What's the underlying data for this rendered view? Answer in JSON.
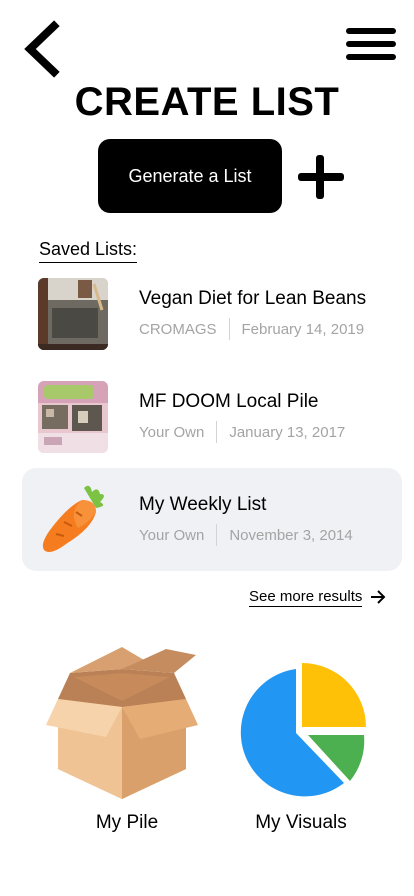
{
  "header": {
    "back_icon": "chevron-left-icon",
    "menu_icon": "hamburger-menu-icon",
    "title": "CREATE LIST"
  },
  "actions": {
    "generate_label": "Generate a List",
    "add_icon": "plus-icon"
  },
  "saved": {
    "heading": "Saved Lists:",
    "items": [
      {
        "title": "Vegan Diet for Lean Beans",
        "author": "CROMAGS",
        "date": "February 14,  2019",
        "thumb": "doorway-photo"
      },
      {
        "title": "MF DOOM Local Pile",
        "author": "Your Own",
        "date": "January 13, 2017",
        "thumb": "doom-shelf-photo"
      },
      {
        "title": "My Weekly List",
        "author": "Your Own",
        "date": "November 3,  2014",
        "thumb": "carrot-icon"
      }
    ],
    "see_more": "See more results",
    "see_more_icon": "arrow-right-icon"
  },
  "tiles": {
    "pile": {
      "label": "My Pile",
      "icon": "box-icon"
    },
    "visuals": {
      "label": "My Visuals",
      "icon": "pie-chart-icon"
    }
  },
  "colors": {
    "active_row": "#f0f1f5",
    "meta_text": "#a4a4a4",
    "pie_blue": "#2196f3",
    "pie_yellow": "#ffc107",
    "pie_green": "#4caf50",
    "carrot": "#f57c1f",
    "box": "#e8b27d"
  }
}
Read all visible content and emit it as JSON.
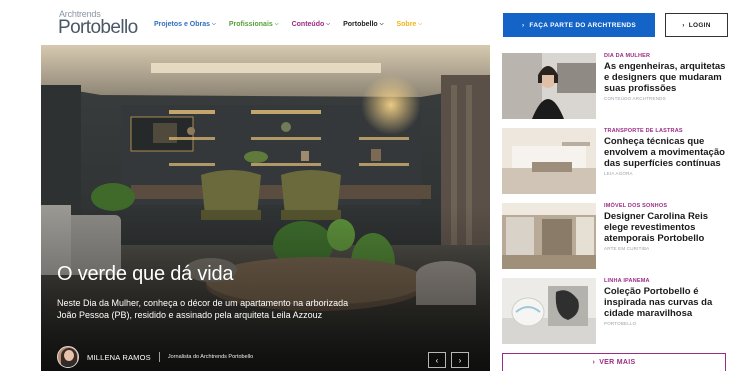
{
  "header": {
    "logo_small": "Archtrends",
    "logo_big": "Portobello",
    "nav": [
      {
        "label": "Projetos e Obras",
        "color": "#2f6fbf"
      },
      {
        "label": "Profissionais",
        "color": "#58a13e"
      },
      {
        "label": "Conteúdo",
        "color": "#9b2c84"
      },
      {
        "label": "Portobello",
        "color": "#222222"
      },
      {
        "label": "Sobre",
        "color": "#f0b51c"
      }
    ],
    "join_label": "FAÇA PARTE DO ARCHTRENDS",
    "login_label": "LOGIN",
    "accent": "#1463c6"
  },
  "hero": {
    "title": "O verde que dá vida",
    "description": "Neste Dia da Mulher, conheça o décor de um apartamento na arborizada João Pessoa (PB), residido e assinado pela arquiteta Leila Azzouz",
    "author_name": "MILLENA RAMOS",
    "author_role": "Jornalista do Archtrends Portobello",
    "prev_icon": "chevron-left-icon",
    "next_icon": "chevron-right-icon"
  },
  "articles": [
    {
      "category": "DIA DA MULHER",
      "title": "As engenheiras, arquitetas e designers que mudaram suas profissões",
      "author": "CONTEÚDO ARCHTRENDS"
    },
    {
      "category": "TRANSPORTE DE LASTRAS",
      "title": "Conheça técnicas que envolvem a movimentação das superfícies contínuas",
      "author": "LEIA AGORA"
    },
    {
      "category": "IMÓVEL DOS SONHOS",
      "title": "Designer Carolina Reis elege revestimentos atemporais Portobello",
      "author": "ARTE EM CURITIBA"
    },
    {
      "category": "LINHA IPANEMA",
      "title": "Coleção Portobello é inspirada nas curvas da cidade maravilhosa",
      "author": "PORTOBELLO"
    }
  ],
  "more_label": "VER MAIS",
  "category_color": "#9b2c84"
}
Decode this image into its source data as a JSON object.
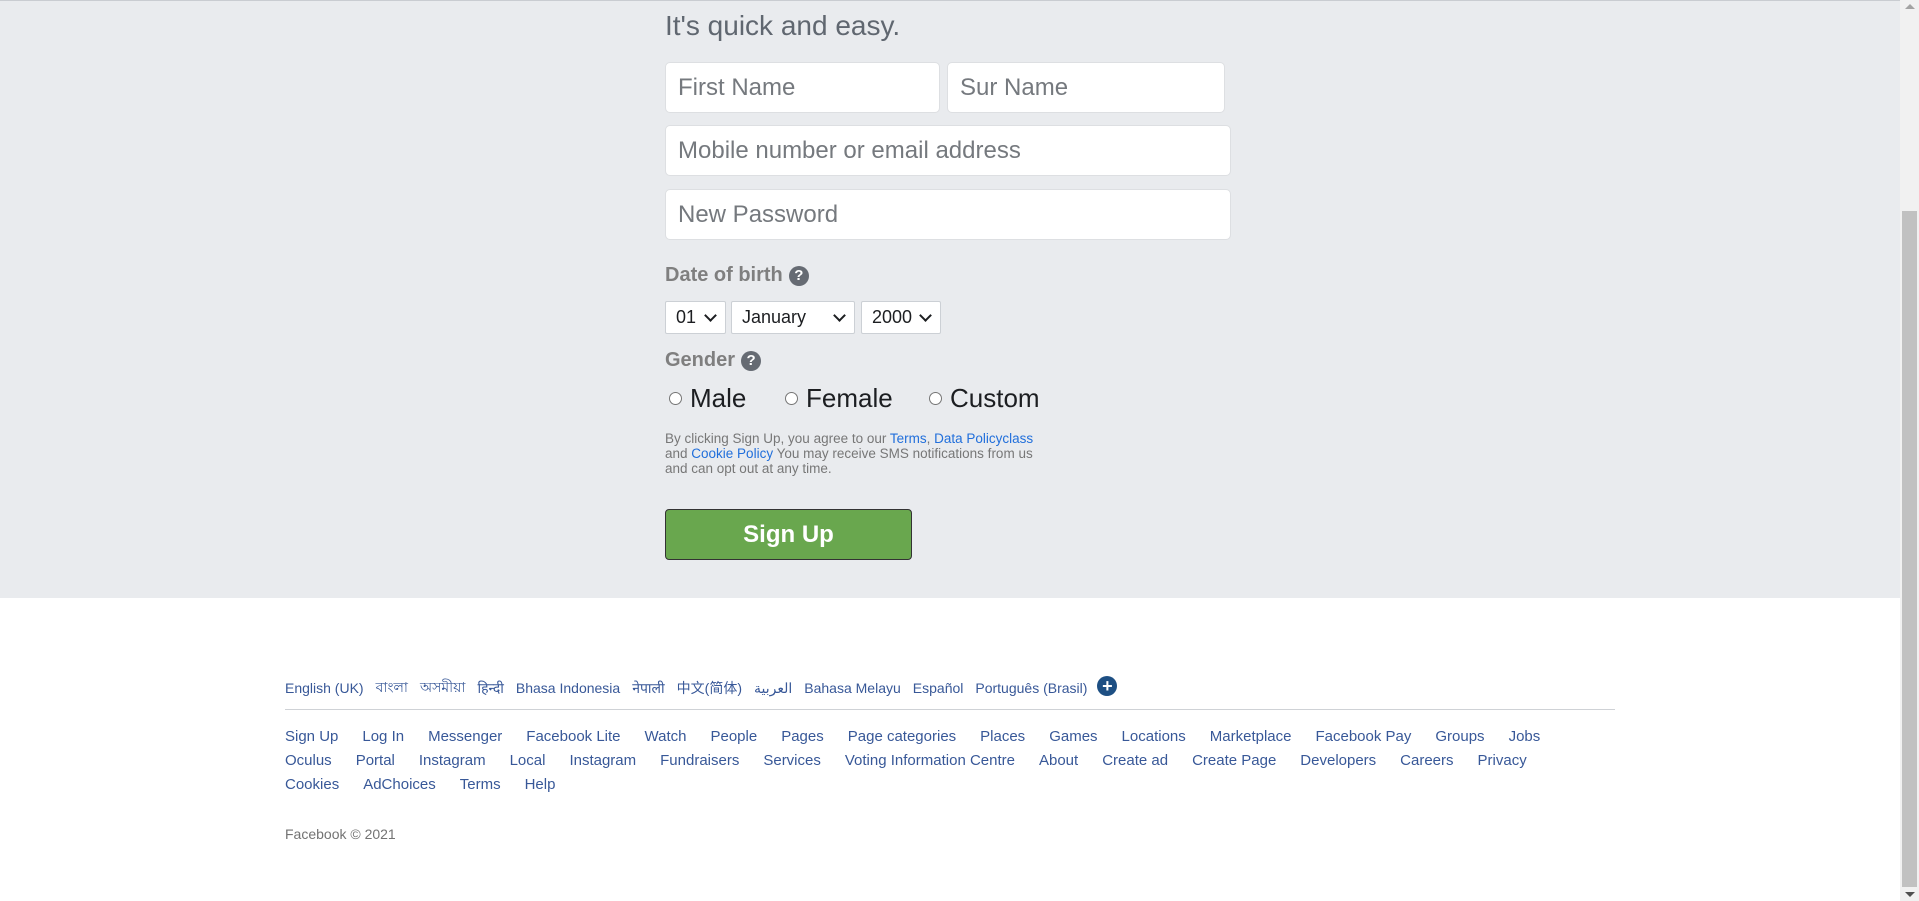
{
  "form": {
    "subtitle": "It's quick and easy.",
    "first_name_placeholder": "First Name",
    "sur_name_placeholder": "Sur Name",
    "mobile_placeholder": "Mobile number or email address",
    "password_placeholder": "New Password",
    "dob_label": "Date of birth",
    "dob_day": "01",
    "dob_month": "January",
    "dob_year": "2000",
    "gender_label": "Gender",
    "gender_options": [
      "Male",
      "Female",
      "Custom"
    ],
    "help_icon": "question-circle-icon",
    "legal": {
      "text1": "By clicking Sign Up, you agree to our ",
      "terms": "Terms",
      "sep": ", ",
      "data_policy": "Data Policyclass",
      "text2": "and ",
      "cookie_policy": "Cookie Policy",
      "text3": " You may receive SMS notifications from us and can opt out at any time."
    },
    "signup_button": "Sign Up",
    "signup_color": "#69a74e"
  },
  "footer": {
    "languages": [
      "English (UK)",
      "বাংলা",
      "অসমীয়া",
      "हिन्दी",
      "Bhasa Indonesia",
      "नेपाली",
      "中文(简体)",
      "العربية",
      "Bahasa Melayu",
      "Español",
      "Português (Brasil)"
    ],
    "more_languages_icon": "plus-circle-icon",
    "links_row1": [
      "Sign Up",
      "Log In",
      "Messenger",
      "Facebook Lite",
      "Watch",
      "People",
      "Pages",
      "Page categories",
      "Places",
      "Games",
      "Locations",
      "Marketplace",
      "Facebook Pay",
      "Groups",
      "Jobs"
    ],
    "links_row2": [
      "Oculus",
      "Portal",
      "Instagram",
      "Local",
      "Instagram",
      "Fundraisers",
      "Services",
      "Voting Information Centre",
      "About",
      "Create ad",
      "Create Page",
      "Developers",
      "Careers",
      "Privacy"
    ],
    "links_row3": [
      "Cookies",
      "AdChoices",
      "Terms",
      "Help"
    ],
    "copyright": "Facebook © 2021",
    "link_color": "#385898"
  }
}
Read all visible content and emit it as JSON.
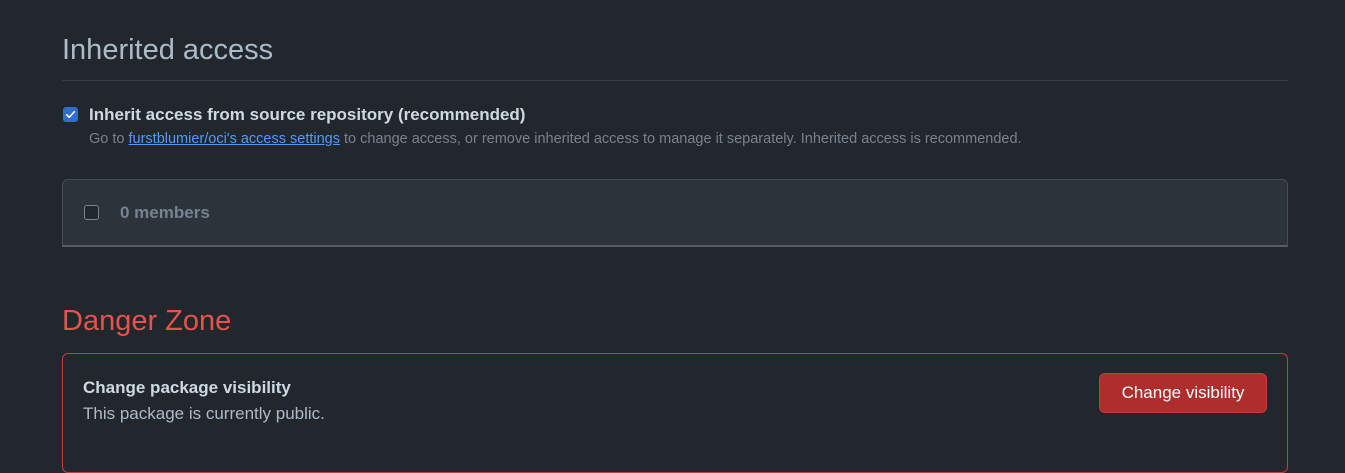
{
  "inherited_access": {
    "title": "Inherited access",
    "checkbox_label": "Inherit access from source repository (recommended)",
    "checked": true,
    "note_prefix": "Go to ",
    "note_link": "furstblumier/oci's access settings",
    "note_suffix": " to change access, or remove inherited access to manage it separately. Inherited access is recommended."
  },
  "members": {
    "count_label": "0 members"
  },
  "danger_zone": {
    "title": "Danger Zone",
    "item_title": "Change package visibility",
    "item_description": "This package is currently public.",
    "button_label": "Change visibility"
  },
  "colors": {
    "background": "#22272e",
    "accent_blue": "#316dca",
    "link": "#539bf5",
    "danger": "#e5534b",
    "danger_button": "#ad2e2c"
  }
}
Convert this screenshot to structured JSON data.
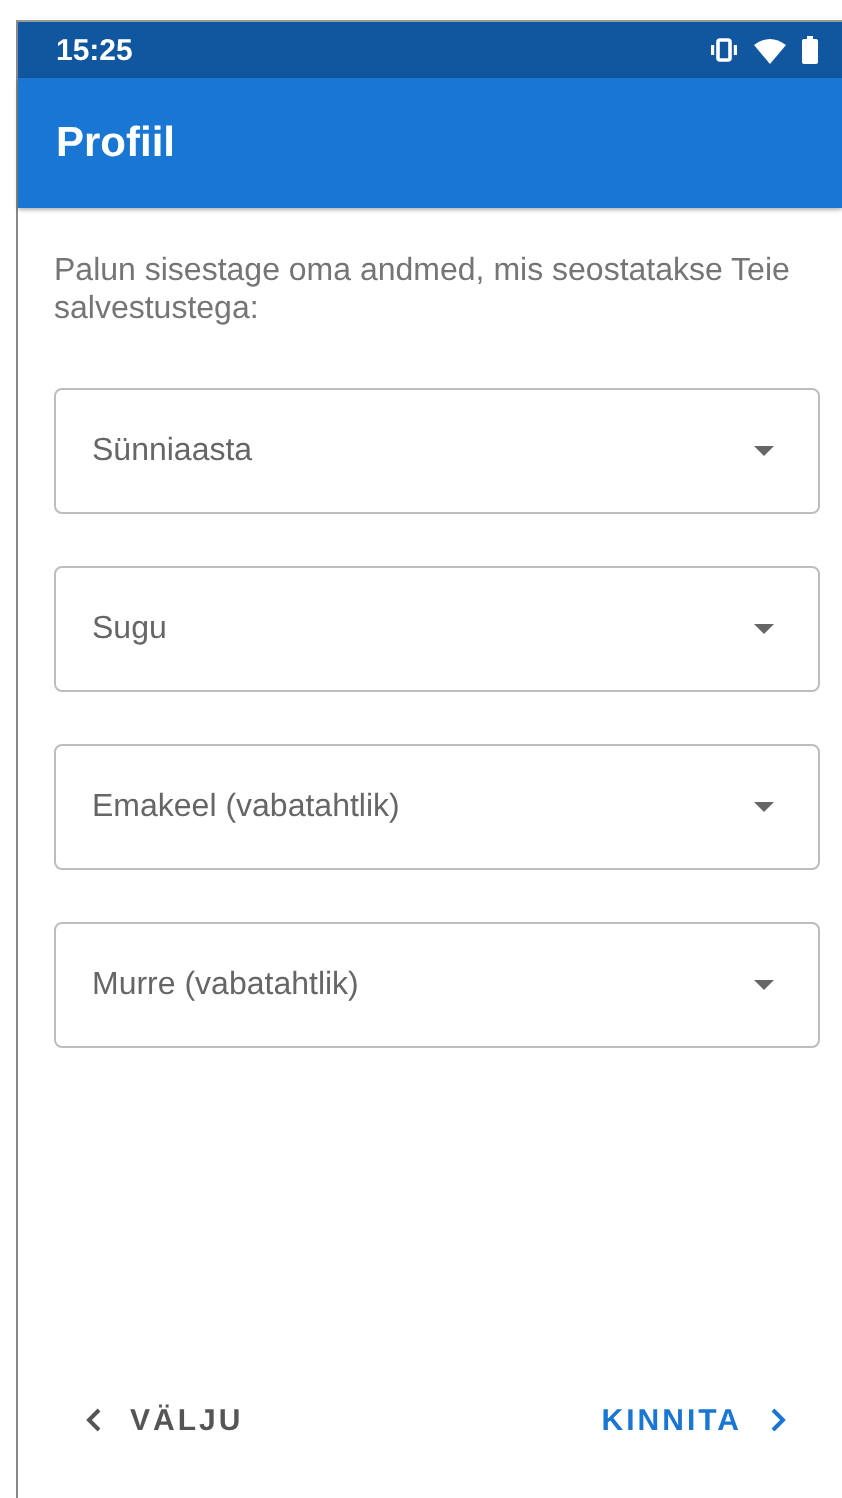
{
  "status_bar": {
    "time": "15:25"
  },
  "app_bar": {
    "title": "Profiil"
  },
  "intro": "Palun sisestage oma andmed, mis seostatakse Teie salvestustega:",
  "fields": [
    {
      "placeholder": "Sünniaasta"
    },
    {
      "placeholder": "Sugu"
    },
    {
      "placeholder": "Emakeel (vabatahtlik)"
    },
    {
      "placeholder": "Murre (vabatahtlik)"
    }
  ],
  "buttons": [
    {
      "label": "VÄLJU",
      "kind": "back"
    },
    {
      "label": "KINNITA",
      "kind": "next"
    }
  ]
}
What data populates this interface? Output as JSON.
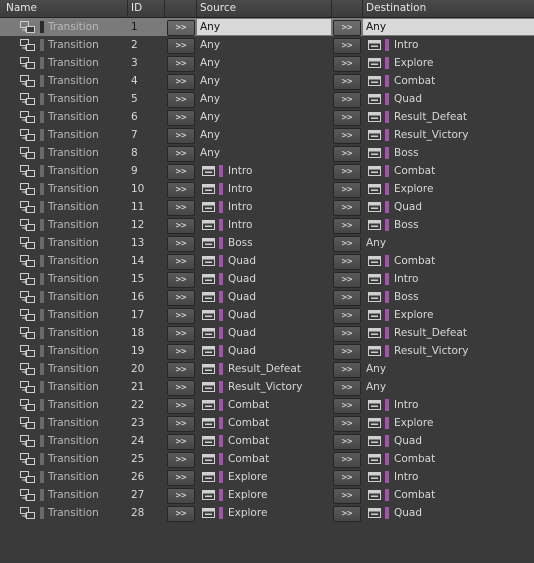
{
  "header": {
    "name": "Name",
    "id": "ID",
    "source": "Source",
    "destination": "Destination"
  },
  "button_label": ">>",
  "colors": {
    "state_accent": "#a154a8",
    "selection": "#7a7a7a"
  },
  "rows": [
    {
      "name": "Transition",
      "id": "1",
      "source": "Any",
      "destination": "Any",
      "selected": true
    },
    {
      "name": "Transition",
      "id": "2",
      "source": "Any",
      "destination": "Intro"
    },
    {
      "name": "Transition",
      "id": "3",
      "source": "Any",
      "destination": "Explore"
    },
    {
      "name": "Transition",
      "id": "4",
      "source": "Any",
      "destination": "Combat"
    },
    {
      "name": "Transition",
      "id": "5",
      "source": "Any",
      "destination": "Quad"
    },
    {
      "name": "Transition",
      "id": "6",
      "source": "Any",
      "destination": "Result_Defeat"
    },
    {
      "name": "Transition",
      "id": "7",
      "source": "Any",
      "destination": "Result_Victory"
    },
    {
      "name": "Transition",
      "id": "8",
      "source": "Any",
      "destination": "Boss"
    },
    {
      "name": "Transition",
      "id": "9",
      "source": "Intro",
      "destination": "Combat"
    },
    {
      "name": "Transition",
      "id": "10",
      "source": "Intro",
      "destination": "Explore"
    },
    {
      "name": "Transition",
      "id": "11",
      "source": "Intro",
      "destination": "Quad"
    },
    {
      "name": "Transition",
      "id": "12",
      "source": "Intro",
      "destination": "Boss"
    },
    {
      "name": "Transition",
      "id": "13",
      "source": "Boss",
      "destination": "Any"
    },
    {
      "name": "Transition",
      "id": "14",
      "source": "Quad",
      "destination": "Combat"
    },
    {
      "name": "Transition",
      "id": "15",
      "source": "Quad",
      "destination": "Intro"
    },
    {
      "name": "Transition",
      "id": "16",
      "source": "Quad",
      "destination": "Boss"
    },
    {
      "name": "Transition",
      "id": "17",
      "source": "Quad",
      "destination": "Explore"
    },
    {
      "name": "Transition",
      "id": "18",
      "source": "Quad",
      "destination": "Result_Defeat"
    },
    {
      "name": "Transition",
      "id": "19",
      "source": "Quad",
      "destination": "Result_Victory"
    },
    {
      "name": "Transition",
      "id": "20",
      "source": "Result_Defeat",
      "destination": "Any"
    },
    {
      "name": "Transition",
      "id": "21",
      "source": "Result_Victory",
      "destination": "Any"
    },
    {
      "name": "Transition",
      "id": "22",
      "source": "Combat",
      "destination": "Intro"
    },
    {
      "name": "Transition",
      "id": "23",
      "source": "Combat",
      "destination": "Explore"
    },
    {
      "name": "Transition",
      "id": "24",
      "source": "Combat",
      "destination": "Quad"
    },
    {
      "name": "Transition",
      "id": "25",
      "source": "Combat",
      "destination": "Combat"
    },
    {
      "name": "Transition",
      "id": "26",
      "source": "Explore",
      "destination": "Intro"
    },
    {
      "name": "Transition",
      "id": "27",
      "source": "Explore",
      "destination": "Combat"
    },
    {
      "name": "Transition",
      "id": "28",
      "source": "Explore",
      "destination": "Quad"
    }
  ]
}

______

## [WORK TO BE COMPLETED]
Where a line holds "photo", copy it out.

## [COMPLETE ANSWER]
        "thumb": "doorway-photo"
        "thumb": "doom-shelf-photo"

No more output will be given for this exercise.